TASK DESCRIPTION: Filter the records below down to lines containing "обязательными".

* * * * * * * * *

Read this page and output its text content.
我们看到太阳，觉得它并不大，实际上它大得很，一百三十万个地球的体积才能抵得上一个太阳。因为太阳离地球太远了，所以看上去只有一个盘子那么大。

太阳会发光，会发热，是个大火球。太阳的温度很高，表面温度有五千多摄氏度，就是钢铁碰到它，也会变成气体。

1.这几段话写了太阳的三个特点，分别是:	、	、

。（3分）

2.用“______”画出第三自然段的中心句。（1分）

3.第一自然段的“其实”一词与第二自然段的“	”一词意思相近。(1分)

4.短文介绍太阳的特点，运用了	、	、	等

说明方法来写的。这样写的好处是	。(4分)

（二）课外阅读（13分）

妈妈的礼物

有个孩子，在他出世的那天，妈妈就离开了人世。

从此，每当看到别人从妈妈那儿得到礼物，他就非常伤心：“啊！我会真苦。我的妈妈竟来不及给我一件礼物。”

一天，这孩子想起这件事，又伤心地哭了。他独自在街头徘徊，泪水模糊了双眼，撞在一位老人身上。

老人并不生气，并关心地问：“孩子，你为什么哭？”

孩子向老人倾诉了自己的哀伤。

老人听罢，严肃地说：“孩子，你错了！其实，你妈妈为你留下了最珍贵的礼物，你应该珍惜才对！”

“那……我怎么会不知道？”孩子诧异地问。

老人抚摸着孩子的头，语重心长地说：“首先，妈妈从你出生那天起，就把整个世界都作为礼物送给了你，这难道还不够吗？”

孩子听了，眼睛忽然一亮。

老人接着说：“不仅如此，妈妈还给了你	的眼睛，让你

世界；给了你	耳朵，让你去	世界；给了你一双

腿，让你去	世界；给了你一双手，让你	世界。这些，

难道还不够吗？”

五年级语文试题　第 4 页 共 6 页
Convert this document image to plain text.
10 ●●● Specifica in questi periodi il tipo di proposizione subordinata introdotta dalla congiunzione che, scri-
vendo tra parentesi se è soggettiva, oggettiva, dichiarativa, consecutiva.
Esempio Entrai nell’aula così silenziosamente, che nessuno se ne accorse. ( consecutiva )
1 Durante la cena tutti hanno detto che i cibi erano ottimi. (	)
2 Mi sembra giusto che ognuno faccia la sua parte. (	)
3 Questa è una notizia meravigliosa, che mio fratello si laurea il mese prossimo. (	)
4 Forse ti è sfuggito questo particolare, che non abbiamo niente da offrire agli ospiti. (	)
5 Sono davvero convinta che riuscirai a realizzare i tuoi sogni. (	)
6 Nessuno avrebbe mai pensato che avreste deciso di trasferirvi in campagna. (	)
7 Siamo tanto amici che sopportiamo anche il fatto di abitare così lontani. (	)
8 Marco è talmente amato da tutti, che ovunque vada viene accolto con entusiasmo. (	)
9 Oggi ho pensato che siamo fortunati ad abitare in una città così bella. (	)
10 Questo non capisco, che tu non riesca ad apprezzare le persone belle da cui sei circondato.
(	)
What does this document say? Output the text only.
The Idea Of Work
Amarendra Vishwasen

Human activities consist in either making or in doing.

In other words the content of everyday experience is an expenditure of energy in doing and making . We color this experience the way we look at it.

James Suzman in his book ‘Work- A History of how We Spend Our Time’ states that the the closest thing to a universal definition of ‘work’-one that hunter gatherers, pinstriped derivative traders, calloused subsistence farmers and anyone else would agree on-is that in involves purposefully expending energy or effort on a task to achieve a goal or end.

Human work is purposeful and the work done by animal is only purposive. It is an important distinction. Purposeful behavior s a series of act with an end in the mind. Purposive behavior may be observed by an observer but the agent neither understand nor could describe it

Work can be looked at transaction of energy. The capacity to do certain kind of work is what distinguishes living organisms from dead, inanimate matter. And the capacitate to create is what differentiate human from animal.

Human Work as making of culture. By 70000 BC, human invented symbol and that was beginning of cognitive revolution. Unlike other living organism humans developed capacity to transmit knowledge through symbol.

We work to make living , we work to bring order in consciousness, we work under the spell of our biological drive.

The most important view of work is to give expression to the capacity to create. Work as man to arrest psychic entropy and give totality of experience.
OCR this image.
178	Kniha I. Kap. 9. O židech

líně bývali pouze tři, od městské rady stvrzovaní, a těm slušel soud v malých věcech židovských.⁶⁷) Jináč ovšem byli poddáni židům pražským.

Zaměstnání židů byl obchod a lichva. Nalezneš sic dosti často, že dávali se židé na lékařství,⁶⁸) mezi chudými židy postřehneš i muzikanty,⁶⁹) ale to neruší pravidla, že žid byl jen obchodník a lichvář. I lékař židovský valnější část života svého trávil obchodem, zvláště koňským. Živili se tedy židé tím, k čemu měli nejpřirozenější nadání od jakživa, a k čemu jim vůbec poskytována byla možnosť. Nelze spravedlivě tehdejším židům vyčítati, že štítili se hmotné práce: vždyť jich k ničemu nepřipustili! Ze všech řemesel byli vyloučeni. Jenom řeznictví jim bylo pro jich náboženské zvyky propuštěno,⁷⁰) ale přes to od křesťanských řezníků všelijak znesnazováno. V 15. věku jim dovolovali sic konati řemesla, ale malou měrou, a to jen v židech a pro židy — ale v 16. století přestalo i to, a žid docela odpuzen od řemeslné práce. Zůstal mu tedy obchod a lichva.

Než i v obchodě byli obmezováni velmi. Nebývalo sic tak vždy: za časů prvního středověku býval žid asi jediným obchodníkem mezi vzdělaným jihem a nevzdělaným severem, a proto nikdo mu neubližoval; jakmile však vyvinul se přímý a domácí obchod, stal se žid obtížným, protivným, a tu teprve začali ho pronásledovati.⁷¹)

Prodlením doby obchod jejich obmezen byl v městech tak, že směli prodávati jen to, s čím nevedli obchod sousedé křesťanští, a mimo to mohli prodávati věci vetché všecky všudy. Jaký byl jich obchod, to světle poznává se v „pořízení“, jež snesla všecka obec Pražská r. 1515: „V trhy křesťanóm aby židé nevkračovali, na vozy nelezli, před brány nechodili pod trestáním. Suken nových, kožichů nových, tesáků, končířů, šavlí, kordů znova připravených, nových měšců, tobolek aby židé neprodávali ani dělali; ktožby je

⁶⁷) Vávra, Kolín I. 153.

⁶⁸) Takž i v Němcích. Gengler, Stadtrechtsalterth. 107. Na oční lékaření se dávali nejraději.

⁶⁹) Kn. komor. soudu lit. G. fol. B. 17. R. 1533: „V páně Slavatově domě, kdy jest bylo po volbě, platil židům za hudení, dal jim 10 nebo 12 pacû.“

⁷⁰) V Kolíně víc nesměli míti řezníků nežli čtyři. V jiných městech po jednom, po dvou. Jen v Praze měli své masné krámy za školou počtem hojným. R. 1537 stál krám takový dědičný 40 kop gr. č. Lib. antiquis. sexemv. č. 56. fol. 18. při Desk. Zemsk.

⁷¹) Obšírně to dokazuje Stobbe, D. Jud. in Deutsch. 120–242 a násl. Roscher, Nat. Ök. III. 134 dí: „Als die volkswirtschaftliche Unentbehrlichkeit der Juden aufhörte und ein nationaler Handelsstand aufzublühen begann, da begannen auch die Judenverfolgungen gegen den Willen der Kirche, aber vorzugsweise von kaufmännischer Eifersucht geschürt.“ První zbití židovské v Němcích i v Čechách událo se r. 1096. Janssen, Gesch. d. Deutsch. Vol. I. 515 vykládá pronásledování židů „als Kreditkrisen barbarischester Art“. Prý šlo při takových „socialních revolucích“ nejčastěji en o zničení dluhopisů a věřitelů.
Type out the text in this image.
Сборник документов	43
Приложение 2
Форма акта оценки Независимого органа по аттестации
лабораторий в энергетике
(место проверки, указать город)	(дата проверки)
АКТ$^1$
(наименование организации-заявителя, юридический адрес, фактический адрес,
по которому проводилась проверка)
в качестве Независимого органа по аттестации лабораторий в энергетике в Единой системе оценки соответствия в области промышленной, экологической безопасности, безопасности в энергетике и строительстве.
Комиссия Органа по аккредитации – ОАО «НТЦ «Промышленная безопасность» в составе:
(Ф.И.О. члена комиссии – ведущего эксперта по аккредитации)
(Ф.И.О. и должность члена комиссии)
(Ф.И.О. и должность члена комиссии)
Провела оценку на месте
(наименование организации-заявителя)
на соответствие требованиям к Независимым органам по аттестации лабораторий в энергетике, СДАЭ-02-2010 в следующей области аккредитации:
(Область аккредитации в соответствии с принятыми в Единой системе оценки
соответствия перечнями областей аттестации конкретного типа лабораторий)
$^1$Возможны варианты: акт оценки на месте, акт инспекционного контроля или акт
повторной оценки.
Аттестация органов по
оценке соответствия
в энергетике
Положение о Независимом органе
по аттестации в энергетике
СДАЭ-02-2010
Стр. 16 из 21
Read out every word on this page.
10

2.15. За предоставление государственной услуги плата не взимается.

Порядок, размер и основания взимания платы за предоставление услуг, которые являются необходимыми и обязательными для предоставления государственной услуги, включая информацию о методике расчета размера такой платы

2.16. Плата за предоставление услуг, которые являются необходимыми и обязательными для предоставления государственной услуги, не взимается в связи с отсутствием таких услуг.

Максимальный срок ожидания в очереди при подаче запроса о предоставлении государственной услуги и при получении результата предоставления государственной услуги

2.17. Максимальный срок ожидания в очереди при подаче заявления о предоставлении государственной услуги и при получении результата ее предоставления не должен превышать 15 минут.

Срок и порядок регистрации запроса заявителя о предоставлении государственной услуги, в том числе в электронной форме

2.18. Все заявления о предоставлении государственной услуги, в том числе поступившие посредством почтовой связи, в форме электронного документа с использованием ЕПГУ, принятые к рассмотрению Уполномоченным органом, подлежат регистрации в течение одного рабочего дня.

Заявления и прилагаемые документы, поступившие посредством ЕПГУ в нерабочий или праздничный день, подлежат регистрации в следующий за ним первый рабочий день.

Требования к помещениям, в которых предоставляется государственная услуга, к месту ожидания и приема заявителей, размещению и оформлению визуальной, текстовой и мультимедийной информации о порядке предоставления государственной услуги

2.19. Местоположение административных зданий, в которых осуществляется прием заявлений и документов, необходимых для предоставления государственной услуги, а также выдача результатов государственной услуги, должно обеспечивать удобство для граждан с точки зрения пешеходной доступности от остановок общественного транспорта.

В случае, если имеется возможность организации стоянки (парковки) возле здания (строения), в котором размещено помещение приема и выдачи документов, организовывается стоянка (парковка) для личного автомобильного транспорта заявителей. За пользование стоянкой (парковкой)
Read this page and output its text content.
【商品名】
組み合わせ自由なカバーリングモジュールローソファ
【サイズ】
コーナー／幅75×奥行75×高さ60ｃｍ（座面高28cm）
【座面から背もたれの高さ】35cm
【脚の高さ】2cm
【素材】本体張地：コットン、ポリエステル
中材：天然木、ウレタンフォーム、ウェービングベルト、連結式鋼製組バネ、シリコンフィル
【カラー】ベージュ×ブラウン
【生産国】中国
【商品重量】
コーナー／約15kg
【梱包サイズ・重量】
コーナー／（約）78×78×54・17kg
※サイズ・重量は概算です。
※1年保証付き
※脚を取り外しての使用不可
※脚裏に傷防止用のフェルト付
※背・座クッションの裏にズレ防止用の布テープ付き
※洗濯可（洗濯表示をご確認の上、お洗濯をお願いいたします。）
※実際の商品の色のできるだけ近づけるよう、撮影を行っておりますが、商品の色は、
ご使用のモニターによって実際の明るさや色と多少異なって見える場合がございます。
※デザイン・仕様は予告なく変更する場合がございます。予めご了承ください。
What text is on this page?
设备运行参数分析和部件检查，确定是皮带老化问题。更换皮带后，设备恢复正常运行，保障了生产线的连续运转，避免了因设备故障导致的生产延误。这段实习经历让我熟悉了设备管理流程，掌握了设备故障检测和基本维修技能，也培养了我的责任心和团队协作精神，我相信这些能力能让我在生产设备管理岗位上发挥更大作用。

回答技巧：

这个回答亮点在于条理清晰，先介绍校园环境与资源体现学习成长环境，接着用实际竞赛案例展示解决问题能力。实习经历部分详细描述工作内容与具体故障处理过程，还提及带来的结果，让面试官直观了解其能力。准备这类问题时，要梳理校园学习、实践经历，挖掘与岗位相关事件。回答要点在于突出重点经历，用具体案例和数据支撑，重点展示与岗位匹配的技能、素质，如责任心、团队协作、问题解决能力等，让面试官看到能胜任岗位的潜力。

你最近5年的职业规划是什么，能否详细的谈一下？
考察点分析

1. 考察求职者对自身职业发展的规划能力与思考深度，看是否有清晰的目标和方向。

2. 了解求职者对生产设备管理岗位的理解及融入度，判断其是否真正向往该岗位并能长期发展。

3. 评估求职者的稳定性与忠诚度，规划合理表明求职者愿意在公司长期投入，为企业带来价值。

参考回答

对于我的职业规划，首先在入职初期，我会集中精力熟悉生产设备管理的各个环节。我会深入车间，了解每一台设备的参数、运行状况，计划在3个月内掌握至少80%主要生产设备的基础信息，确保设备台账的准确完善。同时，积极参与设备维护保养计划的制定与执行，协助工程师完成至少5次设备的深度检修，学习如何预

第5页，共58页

* * * * * * * * *

FULL RESPONSE:
Порядок, размер и основания взимания платы за предоставление услуг, которые являются необходимыми и обязательными для предоставления государственной услуги, включая информацию о методике расчета размера такой платы
2.16. Плата за предоставление услуг, которые являются необходимыми и обязательными для предоставления государственной услуги, не взимается в связи с отсутствием таких услуг.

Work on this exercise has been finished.